Copy these lines word for word, beginning with the line that contains "bar [600,157,606,367]" and ending after the line that contains "y-tick-label: 0,0 [37,326,52,338]".
====
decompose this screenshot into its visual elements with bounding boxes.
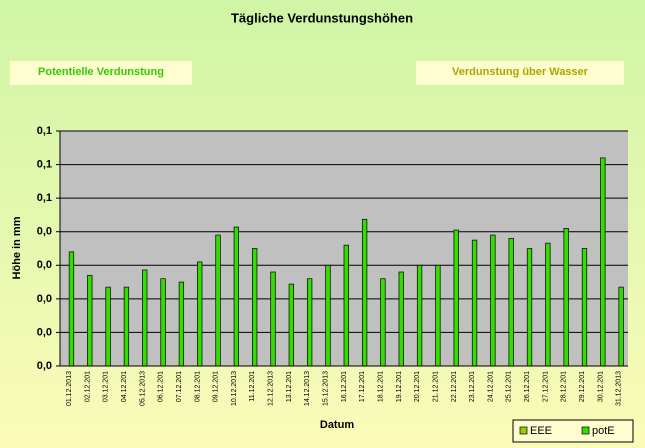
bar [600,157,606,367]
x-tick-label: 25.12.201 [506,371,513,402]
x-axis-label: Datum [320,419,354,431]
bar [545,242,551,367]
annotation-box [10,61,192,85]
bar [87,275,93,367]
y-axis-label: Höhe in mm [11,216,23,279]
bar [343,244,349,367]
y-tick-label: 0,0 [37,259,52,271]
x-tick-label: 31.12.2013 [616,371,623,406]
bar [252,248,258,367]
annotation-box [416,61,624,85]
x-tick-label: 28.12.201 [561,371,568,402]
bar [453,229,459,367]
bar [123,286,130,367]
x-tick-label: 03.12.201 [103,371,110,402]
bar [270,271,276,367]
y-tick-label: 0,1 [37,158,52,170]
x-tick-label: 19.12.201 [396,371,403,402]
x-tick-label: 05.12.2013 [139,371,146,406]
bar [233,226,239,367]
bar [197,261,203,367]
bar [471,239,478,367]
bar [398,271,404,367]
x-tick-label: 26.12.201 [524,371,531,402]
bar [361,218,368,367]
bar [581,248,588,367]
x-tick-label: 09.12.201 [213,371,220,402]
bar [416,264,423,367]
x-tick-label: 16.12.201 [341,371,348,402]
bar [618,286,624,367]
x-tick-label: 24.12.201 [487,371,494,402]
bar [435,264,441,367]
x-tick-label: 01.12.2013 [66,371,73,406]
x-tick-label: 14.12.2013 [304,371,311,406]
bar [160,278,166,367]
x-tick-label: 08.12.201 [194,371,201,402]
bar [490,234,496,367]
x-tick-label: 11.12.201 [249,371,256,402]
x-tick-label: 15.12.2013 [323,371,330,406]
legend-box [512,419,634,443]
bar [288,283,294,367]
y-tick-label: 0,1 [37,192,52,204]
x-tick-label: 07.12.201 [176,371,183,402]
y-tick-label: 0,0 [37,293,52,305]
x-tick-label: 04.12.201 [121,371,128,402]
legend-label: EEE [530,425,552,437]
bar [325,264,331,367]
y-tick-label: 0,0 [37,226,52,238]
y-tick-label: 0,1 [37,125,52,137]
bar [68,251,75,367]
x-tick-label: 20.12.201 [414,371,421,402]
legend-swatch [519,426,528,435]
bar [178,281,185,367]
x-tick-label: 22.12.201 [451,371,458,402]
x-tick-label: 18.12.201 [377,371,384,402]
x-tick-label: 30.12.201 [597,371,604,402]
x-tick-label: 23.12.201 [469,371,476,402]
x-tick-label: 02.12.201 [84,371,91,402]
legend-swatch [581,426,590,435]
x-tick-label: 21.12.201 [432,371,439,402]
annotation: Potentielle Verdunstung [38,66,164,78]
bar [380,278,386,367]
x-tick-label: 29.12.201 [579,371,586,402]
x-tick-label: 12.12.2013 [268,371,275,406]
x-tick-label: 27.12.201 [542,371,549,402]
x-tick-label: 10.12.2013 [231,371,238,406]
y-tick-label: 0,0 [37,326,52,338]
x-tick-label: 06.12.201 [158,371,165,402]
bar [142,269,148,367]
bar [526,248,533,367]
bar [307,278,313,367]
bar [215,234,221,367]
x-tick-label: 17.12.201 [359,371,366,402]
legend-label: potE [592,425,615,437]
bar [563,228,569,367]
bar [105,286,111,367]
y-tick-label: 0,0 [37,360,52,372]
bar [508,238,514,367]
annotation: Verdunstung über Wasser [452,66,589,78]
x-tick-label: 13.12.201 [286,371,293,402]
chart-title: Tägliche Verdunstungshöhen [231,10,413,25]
====
**Response**
bar [600,157,606,367]
x-tick-label: 25.12.201 [506,371,513,402]
x-axis-label: Datum [320,419,354,431]
bar [545,242,551,367]
annotation-box [10,61,192,85]
bar [87,275,93,367]
y-axis-label: Höhe in mm [11,216,23,279]
bar [343,244,349,367]
y-tick-label: 0,0 [37,259,52,271]
x-tick-label: 31.12.2013 [616,371,623,406]
bar [252,248,258,367]
annotation-box [416,61,624,85]
x-tick-label: 28.12.201 [561,371,568,402]
bar [453,229,459,367]
bar [123,286,130,367]
x-tick-label: 03.12.201 [103,371,110,402]
bar [270,271,276,367]
y-tick-label: 0,1 [37,158,52,170]
x-tick-label: 19.12.201 [396,371,403,402]
x-tick-label: 05.12.2013 [139,371,146,406]
bar [233,226,239,367]
bar [197,261,203,367]
bar [471,239,478,367]
bar [398,271,404,367]
x-tick-label: 26.12.201 [524,371,531,402]
bar [361,218,368,367]
bar [581,248,588,367]
x-tick-label: 09.12.201 [213,371,220,402]
bar [416,264,423,367]
x-tick-label: 16.12.201 [341,371,348,402]
bar [618,286,624,367]
x-tick-label: 24.12.201 [487,371,494,402]
bar [435,264,441,367]
x-tick-label: 01.12.2013 [66,371,73,406]
x-tick-label: 14.12.2013 [304,371,311,406]
bar [160,278,166,367]
x-tick-label: 08.12.201 [194,371,201,402]
bar [490,234,496,367]
x-tick-label: 11.12.201 [249,371,256,402]
x-tick-label: 15.12.2013 [323,371,330,406]
legend-box [512,419,634,443]
bar [288,283,294,367]
y-tick-label: 0,1 [37,192,52,204]
x-tick-label: 07.12.201 [176,371,183,402]
y-tick-label: 0,0 [37,293,52,305]
x-tick-label: 04.12.201 [121,371,128,402]
legend-label: EEE [530,425,552,437]
bar [325,264,331,367]
y-tick-label: 0,0 [37,226,52,238]
y-tick-label: 0,1 [37,125,52,137]
bar [68,251,75,367]
x-tick-label: 20.12.201 [414,371,421,402]
legend-swatch [519,426,528,435]
bar [178,281,185,367]
x-tick-label: 22.12.201 [451,371,458,402]
x-tick-label: 18.12.201 [377,371,384,402]
x-tick-label: 30.12.201 [597,371,604,402]
x-tick-label: 23.12.201 [469,371,476,402]
x-tick-label: 02.12.201 [84,371,91,402]
legend-swatch [581,426,590,435]
x-tick-label: 21.12.201 [432,371,439,402]
annotation: Potentielle Verdunstung [38,66,164,78]
bar [380,278,386,367]
x-tick-label: 29.12.201 [579,371,586,402]
x-tick-label: 12.12.2013 [268,371,275,406]
x-tick-label: 27.12.201 [542,371,549,402]
x-tick-label: 10.12.2013 [231,371,238,406]
y-tick-label: 0,0 [37,326,52,338]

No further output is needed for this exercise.